Goal: Copy each line of the records that holds the string "MtsByTests".

_ _ _ _ _

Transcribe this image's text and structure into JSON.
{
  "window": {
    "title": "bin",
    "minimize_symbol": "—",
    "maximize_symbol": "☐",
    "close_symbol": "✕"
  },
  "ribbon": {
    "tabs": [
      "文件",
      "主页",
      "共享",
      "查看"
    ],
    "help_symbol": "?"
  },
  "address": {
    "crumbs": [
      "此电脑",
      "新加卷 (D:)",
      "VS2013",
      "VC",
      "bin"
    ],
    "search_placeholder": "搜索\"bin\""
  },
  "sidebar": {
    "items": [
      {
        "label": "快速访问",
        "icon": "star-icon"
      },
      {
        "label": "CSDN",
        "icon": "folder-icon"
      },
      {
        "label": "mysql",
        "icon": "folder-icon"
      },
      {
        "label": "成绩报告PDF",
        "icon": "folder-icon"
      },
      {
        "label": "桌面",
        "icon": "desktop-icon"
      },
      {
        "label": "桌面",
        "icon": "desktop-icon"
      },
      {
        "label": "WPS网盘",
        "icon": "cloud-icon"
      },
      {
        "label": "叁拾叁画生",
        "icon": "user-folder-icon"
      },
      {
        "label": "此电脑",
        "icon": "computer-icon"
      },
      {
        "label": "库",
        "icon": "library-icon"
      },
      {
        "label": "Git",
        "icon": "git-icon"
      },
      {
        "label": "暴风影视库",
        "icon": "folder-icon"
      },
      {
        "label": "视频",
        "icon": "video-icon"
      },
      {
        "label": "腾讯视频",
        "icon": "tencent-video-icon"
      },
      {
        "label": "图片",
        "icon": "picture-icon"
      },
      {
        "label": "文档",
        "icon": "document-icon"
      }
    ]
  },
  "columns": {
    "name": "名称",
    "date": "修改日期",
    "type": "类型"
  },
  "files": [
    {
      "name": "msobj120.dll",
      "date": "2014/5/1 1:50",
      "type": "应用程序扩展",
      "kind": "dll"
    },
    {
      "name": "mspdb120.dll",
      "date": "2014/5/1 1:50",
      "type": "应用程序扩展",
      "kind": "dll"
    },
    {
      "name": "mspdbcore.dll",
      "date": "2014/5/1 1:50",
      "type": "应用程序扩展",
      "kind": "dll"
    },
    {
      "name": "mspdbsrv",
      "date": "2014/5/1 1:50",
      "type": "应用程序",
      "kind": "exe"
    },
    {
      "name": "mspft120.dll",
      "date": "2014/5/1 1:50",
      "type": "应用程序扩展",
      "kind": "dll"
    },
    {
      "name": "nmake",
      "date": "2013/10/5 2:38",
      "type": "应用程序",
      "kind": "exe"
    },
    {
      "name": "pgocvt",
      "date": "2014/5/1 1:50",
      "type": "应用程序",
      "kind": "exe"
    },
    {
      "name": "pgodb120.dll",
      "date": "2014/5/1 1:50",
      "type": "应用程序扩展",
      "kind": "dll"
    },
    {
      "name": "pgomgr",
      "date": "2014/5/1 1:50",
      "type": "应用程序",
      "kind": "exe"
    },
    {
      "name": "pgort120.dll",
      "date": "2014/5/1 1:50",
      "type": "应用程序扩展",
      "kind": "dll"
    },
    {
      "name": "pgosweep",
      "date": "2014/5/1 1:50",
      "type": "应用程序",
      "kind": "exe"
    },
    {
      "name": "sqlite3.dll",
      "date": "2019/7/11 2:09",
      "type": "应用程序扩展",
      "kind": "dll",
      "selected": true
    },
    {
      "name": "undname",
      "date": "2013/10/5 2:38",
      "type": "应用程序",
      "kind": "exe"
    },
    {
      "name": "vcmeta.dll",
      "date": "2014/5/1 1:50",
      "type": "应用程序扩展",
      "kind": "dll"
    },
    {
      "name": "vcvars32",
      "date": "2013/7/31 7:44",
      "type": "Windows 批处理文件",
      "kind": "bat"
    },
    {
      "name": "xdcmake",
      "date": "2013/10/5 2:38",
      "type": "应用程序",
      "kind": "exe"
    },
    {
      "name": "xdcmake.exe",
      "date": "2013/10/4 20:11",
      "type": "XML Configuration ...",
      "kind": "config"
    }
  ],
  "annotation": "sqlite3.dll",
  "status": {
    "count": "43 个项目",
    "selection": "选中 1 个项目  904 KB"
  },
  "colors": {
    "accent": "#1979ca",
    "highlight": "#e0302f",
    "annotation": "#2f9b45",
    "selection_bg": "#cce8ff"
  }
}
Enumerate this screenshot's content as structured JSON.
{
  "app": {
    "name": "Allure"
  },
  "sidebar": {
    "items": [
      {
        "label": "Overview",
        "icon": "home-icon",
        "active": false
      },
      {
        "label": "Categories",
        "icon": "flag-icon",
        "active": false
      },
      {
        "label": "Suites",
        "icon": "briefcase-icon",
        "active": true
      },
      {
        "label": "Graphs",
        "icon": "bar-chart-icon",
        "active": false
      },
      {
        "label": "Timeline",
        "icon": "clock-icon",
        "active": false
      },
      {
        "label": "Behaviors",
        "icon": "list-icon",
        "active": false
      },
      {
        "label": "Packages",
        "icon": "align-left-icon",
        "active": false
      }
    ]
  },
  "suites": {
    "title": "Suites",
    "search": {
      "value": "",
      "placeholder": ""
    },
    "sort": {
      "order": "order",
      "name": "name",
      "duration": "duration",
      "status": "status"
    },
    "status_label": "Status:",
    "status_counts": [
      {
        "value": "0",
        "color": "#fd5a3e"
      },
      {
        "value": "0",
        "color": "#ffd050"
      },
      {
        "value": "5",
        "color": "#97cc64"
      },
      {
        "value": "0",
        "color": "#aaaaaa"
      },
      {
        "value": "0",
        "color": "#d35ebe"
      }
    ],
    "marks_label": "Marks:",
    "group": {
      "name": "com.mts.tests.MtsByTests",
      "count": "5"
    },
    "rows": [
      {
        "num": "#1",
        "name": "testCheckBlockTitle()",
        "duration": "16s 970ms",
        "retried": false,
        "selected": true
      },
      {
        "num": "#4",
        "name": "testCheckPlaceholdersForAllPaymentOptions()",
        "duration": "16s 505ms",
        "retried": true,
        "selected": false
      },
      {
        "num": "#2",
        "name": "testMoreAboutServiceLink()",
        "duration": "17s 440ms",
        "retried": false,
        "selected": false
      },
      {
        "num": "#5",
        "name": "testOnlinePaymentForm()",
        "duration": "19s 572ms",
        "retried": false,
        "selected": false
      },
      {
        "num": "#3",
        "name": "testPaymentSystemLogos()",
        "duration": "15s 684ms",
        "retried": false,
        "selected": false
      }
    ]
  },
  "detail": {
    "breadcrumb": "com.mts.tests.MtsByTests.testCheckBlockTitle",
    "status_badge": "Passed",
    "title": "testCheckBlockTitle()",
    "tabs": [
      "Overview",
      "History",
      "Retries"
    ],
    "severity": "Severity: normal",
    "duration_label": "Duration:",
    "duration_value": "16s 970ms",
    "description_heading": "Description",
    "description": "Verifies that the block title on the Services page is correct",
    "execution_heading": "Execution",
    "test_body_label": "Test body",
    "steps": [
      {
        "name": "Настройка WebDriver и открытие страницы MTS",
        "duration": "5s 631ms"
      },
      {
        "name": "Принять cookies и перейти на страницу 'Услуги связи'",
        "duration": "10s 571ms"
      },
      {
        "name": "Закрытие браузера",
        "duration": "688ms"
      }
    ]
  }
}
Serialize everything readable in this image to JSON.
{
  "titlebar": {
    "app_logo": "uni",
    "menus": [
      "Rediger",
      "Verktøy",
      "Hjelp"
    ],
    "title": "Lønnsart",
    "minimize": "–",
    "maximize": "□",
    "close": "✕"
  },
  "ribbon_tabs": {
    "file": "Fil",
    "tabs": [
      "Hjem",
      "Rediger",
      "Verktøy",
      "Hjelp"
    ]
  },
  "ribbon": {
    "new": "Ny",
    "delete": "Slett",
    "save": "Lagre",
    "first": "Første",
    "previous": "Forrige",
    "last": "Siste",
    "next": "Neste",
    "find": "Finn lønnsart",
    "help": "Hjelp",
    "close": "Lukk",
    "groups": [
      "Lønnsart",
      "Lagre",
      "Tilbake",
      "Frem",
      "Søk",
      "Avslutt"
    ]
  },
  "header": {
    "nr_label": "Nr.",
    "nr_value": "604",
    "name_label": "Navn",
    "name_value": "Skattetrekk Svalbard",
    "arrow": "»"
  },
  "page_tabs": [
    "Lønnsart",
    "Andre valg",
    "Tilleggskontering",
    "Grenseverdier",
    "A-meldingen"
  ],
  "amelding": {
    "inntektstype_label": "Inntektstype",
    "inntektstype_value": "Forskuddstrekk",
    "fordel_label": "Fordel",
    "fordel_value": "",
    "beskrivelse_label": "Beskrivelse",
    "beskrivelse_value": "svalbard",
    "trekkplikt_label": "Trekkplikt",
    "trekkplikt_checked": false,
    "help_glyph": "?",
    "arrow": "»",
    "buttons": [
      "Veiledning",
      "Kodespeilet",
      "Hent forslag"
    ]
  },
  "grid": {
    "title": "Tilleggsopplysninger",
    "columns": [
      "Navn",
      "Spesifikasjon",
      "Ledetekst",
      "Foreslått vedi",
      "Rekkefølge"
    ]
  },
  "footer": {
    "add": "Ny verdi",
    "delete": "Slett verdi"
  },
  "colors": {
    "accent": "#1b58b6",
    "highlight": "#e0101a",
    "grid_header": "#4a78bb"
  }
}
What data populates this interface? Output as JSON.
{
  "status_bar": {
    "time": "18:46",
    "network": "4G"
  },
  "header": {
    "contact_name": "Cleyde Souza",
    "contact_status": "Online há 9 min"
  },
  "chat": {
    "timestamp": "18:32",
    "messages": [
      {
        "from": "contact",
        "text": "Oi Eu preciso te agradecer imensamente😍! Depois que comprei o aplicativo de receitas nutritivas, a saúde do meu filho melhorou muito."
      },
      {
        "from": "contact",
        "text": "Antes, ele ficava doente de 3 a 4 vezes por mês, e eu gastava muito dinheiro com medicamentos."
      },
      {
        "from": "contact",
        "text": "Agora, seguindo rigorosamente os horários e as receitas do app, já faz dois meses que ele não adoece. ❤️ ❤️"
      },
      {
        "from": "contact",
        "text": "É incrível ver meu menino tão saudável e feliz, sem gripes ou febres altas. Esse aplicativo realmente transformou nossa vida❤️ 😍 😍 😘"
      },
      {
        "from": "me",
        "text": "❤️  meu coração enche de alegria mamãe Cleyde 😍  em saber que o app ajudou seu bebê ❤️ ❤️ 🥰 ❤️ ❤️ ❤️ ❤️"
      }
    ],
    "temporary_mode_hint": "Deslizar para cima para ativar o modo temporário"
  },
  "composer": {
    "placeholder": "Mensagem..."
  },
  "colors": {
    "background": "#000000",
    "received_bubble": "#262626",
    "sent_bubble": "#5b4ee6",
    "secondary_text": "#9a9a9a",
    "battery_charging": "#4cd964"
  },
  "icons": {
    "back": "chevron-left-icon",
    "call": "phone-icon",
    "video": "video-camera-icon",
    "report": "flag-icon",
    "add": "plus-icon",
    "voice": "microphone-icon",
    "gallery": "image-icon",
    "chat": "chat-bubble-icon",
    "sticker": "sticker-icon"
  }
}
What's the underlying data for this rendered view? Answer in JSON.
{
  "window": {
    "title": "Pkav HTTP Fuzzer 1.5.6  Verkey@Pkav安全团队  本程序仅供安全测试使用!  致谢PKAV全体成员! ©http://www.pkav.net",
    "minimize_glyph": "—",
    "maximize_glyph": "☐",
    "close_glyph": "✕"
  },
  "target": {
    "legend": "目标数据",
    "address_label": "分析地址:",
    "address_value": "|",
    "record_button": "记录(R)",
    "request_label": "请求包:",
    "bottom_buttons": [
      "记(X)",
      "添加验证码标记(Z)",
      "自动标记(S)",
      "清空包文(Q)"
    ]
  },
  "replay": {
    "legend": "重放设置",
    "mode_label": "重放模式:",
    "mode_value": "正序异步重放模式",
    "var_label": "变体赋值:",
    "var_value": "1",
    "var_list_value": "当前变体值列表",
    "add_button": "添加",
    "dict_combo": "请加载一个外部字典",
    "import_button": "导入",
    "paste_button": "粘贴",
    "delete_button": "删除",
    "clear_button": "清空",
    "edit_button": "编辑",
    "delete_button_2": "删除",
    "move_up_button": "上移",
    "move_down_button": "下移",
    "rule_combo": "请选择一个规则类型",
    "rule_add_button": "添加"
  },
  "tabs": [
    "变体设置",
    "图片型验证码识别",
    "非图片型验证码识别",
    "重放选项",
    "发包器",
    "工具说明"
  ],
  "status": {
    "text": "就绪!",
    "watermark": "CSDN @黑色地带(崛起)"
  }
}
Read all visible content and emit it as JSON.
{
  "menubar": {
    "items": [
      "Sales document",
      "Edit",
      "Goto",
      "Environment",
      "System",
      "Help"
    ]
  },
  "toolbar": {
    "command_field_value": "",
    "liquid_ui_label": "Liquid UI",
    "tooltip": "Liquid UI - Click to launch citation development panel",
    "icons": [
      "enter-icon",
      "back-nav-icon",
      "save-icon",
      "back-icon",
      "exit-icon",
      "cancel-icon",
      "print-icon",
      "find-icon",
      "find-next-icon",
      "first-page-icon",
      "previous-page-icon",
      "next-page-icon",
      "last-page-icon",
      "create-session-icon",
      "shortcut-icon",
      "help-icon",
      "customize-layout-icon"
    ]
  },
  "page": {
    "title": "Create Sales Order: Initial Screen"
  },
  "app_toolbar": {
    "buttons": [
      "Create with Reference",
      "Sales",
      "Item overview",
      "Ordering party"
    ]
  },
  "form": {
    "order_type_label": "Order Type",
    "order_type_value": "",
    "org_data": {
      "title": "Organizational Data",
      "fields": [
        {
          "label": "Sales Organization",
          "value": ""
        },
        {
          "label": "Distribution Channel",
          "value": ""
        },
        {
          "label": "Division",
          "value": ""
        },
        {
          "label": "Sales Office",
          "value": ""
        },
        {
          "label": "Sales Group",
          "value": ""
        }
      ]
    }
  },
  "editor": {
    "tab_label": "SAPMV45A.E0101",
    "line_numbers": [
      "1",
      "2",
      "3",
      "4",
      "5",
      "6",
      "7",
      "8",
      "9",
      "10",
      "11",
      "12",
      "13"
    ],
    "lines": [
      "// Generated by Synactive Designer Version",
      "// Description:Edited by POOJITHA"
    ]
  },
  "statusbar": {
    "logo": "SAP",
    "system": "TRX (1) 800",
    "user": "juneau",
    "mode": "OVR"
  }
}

_ _ _ _ _

Complete answer:
      "name": "com.mts.tests.MtsByTests",
    "breadcrumb": "com.mts.tests.MtsByTests.testCheckBlockTitle",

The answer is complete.